[BEGIN DATA LINES]
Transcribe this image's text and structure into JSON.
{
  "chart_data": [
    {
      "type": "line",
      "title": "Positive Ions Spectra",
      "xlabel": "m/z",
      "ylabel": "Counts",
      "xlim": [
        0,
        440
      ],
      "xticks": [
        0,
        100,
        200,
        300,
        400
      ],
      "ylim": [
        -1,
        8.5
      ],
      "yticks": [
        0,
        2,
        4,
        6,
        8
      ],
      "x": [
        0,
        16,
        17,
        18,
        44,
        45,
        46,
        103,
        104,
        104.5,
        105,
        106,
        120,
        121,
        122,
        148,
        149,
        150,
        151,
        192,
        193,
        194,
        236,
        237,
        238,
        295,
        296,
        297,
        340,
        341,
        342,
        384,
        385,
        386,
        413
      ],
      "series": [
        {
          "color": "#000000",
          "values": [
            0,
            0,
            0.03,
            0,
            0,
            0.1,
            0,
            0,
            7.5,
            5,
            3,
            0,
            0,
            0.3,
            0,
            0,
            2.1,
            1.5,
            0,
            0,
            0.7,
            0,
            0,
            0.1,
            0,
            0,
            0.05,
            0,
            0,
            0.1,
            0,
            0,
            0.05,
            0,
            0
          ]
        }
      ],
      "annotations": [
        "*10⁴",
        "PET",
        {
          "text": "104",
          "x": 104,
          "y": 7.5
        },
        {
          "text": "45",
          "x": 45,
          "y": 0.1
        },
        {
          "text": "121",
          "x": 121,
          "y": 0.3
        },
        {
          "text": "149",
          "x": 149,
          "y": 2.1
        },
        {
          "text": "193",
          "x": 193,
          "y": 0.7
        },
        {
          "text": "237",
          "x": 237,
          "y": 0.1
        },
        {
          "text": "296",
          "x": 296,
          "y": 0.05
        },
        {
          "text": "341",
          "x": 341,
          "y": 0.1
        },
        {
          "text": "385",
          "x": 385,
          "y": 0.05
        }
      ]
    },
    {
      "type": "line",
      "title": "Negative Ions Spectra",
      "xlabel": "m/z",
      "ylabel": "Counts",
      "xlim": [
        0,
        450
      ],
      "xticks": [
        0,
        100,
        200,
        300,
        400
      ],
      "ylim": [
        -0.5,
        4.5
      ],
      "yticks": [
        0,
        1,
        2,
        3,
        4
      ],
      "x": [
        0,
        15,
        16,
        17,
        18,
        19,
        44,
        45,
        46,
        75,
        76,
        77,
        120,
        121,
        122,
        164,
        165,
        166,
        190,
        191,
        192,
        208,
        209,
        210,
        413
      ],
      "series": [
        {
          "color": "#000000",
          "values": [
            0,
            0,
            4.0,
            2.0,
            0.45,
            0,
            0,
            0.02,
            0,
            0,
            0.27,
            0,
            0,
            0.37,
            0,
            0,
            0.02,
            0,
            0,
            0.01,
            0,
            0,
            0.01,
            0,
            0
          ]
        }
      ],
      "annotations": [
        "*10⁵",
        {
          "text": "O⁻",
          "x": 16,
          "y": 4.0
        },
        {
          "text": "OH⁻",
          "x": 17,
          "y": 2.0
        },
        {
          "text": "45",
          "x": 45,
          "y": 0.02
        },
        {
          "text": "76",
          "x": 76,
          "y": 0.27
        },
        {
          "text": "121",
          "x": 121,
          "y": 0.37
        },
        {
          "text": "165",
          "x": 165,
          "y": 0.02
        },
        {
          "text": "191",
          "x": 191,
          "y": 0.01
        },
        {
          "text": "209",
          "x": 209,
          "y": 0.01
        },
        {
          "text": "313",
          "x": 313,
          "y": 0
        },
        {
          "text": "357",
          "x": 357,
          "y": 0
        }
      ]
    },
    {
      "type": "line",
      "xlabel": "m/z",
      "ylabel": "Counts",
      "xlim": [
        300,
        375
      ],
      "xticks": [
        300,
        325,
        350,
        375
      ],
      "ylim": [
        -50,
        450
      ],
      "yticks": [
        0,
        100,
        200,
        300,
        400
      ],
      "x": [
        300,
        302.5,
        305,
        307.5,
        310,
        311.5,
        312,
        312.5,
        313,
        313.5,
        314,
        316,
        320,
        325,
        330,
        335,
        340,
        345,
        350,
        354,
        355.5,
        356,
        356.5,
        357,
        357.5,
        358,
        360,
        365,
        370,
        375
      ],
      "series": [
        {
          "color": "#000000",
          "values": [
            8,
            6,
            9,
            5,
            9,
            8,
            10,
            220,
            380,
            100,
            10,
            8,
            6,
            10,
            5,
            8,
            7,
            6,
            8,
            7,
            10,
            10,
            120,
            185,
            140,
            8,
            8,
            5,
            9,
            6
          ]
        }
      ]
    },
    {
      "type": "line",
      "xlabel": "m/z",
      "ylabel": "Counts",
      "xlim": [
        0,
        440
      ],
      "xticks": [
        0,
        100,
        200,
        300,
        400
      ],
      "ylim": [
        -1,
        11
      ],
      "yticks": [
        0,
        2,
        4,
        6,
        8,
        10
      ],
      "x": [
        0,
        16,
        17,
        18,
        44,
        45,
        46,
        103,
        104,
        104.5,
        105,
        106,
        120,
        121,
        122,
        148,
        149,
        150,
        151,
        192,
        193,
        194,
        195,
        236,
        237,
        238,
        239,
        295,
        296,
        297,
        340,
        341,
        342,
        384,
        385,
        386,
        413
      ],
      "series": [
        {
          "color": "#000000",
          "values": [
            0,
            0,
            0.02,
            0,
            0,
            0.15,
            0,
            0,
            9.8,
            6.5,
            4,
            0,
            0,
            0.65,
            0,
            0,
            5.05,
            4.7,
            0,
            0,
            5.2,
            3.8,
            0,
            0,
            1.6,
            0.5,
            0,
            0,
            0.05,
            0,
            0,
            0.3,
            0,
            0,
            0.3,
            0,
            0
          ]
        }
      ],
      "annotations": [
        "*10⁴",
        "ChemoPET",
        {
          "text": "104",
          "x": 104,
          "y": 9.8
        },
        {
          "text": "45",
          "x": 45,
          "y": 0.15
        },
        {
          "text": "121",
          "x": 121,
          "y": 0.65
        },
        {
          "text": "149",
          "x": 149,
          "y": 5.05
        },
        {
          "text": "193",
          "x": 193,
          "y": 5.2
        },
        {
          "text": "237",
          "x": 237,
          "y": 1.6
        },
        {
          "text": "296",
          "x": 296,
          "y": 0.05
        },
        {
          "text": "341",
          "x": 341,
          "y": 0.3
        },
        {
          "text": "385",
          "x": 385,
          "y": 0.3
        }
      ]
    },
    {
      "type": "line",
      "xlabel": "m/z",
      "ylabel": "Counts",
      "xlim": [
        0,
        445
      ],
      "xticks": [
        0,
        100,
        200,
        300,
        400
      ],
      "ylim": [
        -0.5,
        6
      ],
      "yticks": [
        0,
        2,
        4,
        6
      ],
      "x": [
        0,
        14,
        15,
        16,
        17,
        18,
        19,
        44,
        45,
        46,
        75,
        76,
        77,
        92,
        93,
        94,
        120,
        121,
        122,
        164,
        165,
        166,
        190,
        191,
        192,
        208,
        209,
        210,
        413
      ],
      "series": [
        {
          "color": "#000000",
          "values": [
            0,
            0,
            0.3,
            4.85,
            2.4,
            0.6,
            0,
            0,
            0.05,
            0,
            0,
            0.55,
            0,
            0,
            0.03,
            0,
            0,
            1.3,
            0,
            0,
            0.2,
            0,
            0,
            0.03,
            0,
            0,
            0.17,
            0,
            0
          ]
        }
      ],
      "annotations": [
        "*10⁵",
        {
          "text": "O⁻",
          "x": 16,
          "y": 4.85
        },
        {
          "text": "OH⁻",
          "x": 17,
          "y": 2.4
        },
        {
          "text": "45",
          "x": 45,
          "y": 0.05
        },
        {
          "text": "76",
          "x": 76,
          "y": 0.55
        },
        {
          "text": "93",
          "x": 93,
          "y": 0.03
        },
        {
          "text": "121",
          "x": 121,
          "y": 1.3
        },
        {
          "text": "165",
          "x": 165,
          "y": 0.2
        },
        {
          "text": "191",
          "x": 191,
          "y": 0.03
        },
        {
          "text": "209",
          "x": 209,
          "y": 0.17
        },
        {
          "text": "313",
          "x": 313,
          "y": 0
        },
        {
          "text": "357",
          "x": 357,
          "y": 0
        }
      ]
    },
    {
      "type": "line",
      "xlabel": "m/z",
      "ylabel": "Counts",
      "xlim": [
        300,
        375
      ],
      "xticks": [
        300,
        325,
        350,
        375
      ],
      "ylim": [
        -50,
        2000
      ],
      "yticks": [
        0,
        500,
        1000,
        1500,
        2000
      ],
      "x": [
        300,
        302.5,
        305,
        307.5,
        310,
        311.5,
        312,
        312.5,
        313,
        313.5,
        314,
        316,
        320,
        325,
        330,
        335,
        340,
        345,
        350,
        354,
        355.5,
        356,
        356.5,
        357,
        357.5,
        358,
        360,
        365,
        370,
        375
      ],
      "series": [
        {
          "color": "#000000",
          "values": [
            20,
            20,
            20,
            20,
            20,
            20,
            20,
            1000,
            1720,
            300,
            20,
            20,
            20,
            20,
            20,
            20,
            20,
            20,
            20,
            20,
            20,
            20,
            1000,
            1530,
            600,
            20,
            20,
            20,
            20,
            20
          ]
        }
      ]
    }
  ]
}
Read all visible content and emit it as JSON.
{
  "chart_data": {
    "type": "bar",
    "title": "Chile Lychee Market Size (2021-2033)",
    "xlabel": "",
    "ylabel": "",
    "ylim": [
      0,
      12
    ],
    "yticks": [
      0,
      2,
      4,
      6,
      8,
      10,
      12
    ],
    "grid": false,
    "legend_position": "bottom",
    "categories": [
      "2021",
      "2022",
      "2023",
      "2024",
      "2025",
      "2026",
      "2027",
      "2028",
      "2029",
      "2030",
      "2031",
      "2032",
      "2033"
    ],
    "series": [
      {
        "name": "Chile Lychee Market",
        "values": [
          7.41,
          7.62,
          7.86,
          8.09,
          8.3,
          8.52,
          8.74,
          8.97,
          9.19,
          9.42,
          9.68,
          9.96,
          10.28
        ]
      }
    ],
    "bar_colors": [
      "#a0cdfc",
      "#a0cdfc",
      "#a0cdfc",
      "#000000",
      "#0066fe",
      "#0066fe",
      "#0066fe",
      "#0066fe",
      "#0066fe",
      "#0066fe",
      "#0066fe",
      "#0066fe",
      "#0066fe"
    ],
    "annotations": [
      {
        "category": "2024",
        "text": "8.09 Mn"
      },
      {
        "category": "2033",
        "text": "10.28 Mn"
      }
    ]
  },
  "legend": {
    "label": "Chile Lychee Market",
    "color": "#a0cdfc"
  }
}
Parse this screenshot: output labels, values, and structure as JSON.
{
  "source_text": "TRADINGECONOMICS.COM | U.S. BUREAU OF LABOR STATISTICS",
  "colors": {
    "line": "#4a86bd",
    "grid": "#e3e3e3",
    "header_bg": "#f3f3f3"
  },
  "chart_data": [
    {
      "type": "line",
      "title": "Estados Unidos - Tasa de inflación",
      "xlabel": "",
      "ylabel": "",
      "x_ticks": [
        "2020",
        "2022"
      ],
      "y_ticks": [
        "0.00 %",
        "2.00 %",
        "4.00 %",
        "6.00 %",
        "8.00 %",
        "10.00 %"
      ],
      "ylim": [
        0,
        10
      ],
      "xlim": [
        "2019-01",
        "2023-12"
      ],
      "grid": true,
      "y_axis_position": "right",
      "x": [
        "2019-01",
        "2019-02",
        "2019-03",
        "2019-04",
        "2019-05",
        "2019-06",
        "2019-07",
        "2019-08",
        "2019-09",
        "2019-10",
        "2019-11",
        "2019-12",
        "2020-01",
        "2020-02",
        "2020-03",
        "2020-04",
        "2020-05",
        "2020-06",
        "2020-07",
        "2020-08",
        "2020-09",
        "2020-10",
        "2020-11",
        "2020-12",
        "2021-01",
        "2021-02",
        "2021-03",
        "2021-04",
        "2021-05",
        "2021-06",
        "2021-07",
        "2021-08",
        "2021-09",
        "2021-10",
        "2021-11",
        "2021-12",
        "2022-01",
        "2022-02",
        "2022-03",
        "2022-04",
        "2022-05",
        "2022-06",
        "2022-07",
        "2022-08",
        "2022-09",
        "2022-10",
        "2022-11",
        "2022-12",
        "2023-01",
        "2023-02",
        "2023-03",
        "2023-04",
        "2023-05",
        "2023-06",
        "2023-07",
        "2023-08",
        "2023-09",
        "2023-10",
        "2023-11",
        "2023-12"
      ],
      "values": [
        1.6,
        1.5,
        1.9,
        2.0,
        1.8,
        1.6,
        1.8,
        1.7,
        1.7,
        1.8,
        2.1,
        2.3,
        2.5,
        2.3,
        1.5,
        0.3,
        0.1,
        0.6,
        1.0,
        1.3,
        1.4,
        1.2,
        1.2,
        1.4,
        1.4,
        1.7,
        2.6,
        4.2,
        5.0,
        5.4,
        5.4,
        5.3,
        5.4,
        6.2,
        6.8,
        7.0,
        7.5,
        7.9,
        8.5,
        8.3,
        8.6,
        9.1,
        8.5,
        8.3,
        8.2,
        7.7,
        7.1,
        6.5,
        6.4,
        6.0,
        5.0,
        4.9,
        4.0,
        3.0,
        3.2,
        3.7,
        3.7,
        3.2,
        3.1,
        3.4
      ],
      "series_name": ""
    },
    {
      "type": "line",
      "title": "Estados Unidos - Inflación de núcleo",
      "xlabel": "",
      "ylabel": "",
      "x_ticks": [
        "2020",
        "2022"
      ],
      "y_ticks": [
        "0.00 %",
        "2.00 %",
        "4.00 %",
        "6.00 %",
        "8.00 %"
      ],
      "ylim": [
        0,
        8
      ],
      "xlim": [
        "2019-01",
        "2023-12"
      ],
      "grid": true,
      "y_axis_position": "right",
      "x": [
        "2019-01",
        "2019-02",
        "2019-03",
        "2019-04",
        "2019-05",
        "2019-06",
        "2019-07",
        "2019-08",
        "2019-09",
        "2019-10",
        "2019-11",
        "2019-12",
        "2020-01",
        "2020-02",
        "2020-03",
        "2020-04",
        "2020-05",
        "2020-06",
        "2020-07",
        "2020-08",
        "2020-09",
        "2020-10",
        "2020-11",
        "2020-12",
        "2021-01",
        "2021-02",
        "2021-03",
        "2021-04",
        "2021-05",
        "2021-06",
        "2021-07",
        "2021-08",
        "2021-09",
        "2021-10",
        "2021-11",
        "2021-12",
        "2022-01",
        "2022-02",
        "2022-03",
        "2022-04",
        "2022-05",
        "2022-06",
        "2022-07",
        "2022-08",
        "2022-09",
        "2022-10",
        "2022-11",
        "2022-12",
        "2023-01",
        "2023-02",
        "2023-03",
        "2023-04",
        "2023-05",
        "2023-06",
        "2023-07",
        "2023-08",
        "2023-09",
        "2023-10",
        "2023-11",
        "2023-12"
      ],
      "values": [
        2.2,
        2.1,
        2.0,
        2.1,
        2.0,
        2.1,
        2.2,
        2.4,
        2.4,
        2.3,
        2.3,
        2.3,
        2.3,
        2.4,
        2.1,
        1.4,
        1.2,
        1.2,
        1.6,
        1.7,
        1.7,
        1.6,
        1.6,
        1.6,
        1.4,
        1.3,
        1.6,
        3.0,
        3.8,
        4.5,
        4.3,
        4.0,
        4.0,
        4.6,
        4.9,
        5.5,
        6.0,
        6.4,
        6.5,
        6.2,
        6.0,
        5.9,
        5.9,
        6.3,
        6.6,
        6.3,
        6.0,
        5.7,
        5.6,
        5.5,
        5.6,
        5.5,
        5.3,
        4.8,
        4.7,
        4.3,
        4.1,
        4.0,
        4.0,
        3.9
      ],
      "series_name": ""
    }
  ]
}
[END DATA LINES]
EXERCISE REQUIREMENTS: From the records above, pull out each line that has "grid".

THE REPLY:
    "grid": false,
    "grid": "#e3e3e3",
      "grid": true,
      "grid": true,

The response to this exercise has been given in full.